* The problem *
Tally the lines holding "SESST" and state only that figure.

* Material *
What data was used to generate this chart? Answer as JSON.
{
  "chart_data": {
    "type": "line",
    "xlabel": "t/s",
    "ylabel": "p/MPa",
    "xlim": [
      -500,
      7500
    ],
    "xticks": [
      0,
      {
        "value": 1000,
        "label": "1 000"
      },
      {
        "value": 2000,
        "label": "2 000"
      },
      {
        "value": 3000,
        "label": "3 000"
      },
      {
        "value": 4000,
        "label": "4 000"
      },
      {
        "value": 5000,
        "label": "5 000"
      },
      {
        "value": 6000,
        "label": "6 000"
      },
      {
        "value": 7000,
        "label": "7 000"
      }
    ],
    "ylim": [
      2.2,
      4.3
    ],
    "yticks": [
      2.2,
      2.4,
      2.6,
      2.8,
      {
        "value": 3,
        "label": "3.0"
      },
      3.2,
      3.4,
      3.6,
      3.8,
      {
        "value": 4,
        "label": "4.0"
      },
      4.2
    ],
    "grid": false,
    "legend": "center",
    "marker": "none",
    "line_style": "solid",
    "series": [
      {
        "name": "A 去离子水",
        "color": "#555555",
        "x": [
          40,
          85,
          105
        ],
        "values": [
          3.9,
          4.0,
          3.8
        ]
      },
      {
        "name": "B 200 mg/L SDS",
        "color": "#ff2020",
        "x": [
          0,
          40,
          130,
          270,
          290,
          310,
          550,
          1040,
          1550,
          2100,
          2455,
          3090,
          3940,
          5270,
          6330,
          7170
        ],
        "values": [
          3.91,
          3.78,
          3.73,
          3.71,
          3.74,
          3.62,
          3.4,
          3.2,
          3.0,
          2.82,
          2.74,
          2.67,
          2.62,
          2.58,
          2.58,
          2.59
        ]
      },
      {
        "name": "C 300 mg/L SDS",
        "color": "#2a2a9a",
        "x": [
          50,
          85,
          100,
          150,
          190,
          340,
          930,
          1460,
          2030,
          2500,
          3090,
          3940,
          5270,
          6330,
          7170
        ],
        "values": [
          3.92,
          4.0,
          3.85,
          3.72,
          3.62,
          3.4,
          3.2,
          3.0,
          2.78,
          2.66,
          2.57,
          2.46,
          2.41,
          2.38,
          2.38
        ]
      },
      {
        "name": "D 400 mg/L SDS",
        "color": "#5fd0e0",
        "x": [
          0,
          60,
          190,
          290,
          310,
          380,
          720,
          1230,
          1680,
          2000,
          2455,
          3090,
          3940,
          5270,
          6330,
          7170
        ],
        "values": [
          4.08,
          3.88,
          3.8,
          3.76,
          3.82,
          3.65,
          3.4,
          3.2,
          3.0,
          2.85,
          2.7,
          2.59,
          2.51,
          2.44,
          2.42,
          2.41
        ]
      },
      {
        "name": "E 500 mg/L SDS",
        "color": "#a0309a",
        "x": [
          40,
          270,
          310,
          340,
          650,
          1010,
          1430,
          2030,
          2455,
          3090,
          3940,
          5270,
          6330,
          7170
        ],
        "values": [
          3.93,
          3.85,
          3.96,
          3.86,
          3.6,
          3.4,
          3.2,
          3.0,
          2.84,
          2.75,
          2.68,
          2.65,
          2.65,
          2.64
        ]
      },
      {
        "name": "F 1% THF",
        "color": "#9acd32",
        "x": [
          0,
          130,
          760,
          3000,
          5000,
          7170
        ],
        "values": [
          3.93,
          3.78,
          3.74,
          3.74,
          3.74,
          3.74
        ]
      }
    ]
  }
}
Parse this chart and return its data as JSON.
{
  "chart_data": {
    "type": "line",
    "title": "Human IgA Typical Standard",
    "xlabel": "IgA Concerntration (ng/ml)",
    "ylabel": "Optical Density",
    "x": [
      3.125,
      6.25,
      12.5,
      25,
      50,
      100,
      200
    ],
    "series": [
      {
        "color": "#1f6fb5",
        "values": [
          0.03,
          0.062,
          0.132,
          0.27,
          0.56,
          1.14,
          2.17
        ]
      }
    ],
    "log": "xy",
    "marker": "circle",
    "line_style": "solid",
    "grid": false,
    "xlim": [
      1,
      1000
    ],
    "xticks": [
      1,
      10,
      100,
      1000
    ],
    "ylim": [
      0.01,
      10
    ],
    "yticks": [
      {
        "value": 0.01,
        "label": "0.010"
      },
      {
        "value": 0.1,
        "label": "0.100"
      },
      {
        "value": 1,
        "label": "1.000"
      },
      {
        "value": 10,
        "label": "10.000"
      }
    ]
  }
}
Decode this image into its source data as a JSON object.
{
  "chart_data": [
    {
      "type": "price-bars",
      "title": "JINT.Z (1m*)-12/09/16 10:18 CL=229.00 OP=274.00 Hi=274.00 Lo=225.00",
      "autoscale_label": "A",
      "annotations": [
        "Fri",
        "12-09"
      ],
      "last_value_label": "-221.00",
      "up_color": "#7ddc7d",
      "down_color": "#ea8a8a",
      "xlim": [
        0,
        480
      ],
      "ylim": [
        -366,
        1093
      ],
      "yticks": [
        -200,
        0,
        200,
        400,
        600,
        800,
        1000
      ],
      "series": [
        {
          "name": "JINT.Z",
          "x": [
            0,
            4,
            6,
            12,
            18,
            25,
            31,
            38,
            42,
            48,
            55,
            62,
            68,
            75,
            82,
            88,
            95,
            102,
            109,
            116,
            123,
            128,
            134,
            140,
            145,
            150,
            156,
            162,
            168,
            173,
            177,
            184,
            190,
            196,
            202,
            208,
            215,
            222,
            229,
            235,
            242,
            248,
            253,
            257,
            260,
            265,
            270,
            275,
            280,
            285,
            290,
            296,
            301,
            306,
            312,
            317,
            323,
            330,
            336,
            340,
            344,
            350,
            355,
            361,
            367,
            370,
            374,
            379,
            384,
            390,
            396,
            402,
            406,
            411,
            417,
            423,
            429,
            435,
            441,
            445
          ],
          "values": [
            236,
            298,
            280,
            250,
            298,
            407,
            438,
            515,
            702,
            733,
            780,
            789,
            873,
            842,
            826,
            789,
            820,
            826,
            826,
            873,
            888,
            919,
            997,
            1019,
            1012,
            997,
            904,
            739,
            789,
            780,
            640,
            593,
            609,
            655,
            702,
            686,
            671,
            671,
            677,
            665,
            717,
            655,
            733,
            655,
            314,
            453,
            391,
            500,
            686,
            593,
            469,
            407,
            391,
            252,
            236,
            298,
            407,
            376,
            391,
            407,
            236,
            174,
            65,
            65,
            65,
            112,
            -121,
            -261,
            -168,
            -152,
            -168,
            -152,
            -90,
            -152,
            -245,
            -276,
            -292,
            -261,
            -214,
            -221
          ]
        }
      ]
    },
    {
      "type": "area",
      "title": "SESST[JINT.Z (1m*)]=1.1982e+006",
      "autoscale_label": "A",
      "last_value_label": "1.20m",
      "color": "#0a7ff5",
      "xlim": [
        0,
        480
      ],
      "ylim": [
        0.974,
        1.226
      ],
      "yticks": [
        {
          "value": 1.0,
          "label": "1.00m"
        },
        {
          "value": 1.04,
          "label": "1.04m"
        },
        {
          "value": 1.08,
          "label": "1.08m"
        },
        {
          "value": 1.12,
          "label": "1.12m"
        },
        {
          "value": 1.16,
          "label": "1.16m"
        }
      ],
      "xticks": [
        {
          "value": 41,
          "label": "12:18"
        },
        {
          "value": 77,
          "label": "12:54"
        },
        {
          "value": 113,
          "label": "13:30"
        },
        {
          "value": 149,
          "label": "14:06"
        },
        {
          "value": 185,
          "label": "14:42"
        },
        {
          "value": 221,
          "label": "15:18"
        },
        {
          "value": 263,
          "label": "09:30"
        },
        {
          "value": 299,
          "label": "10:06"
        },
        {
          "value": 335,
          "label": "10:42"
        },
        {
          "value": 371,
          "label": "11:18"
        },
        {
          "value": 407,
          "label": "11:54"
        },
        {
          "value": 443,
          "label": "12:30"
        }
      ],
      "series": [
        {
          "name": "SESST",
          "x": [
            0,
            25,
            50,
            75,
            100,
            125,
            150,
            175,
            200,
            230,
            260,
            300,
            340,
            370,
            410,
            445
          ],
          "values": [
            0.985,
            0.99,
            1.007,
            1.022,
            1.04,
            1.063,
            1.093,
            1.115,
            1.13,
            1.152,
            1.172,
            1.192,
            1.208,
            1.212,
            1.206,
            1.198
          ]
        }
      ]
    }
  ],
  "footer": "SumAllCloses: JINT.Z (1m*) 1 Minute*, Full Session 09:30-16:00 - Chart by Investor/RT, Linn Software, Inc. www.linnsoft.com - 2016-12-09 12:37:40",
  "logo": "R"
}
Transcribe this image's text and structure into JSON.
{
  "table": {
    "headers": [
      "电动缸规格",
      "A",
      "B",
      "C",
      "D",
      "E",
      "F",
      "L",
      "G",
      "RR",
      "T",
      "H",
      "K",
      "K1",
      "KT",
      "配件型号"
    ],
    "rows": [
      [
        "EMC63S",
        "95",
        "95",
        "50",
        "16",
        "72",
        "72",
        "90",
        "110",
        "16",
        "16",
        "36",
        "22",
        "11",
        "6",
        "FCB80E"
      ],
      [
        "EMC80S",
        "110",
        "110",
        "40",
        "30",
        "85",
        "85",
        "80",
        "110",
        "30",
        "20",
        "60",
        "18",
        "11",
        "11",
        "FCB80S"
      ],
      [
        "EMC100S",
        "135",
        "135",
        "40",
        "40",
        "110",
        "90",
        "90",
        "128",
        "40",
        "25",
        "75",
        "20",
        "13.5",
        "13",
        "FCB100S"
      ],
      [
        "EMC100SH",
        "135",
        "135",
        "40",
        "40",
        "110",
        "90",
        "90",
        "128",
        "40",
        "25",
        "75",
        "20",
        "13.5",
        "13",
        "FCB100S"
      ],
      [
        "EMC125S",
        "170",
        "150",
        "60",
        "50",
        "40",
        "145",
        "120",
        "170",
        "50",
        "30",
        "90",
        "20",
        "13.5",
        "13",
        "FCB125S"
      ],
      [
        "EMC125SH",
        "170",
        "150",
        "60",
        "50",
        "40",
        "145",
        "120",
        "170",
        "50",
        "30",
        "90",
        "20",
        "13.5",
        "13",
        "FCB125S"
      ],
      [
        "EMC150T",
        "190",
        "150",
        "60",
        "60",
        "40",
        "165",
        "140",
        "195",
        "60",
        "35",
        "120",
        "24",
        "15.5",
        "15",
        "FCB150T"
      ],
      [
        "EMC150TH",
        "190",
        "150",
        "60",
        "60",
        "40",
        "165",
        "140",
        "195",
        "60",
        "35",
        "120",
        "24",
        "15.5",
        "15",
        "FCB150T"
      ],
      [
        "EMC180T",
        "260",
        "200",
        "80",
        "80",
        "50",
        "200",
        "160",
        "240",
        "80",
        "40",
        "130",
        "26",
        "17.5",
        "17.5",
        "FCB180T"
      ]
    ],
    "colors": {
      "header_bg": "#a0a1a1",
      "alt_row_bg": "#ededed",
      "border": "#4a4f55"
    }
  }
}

* Solved exercise *
2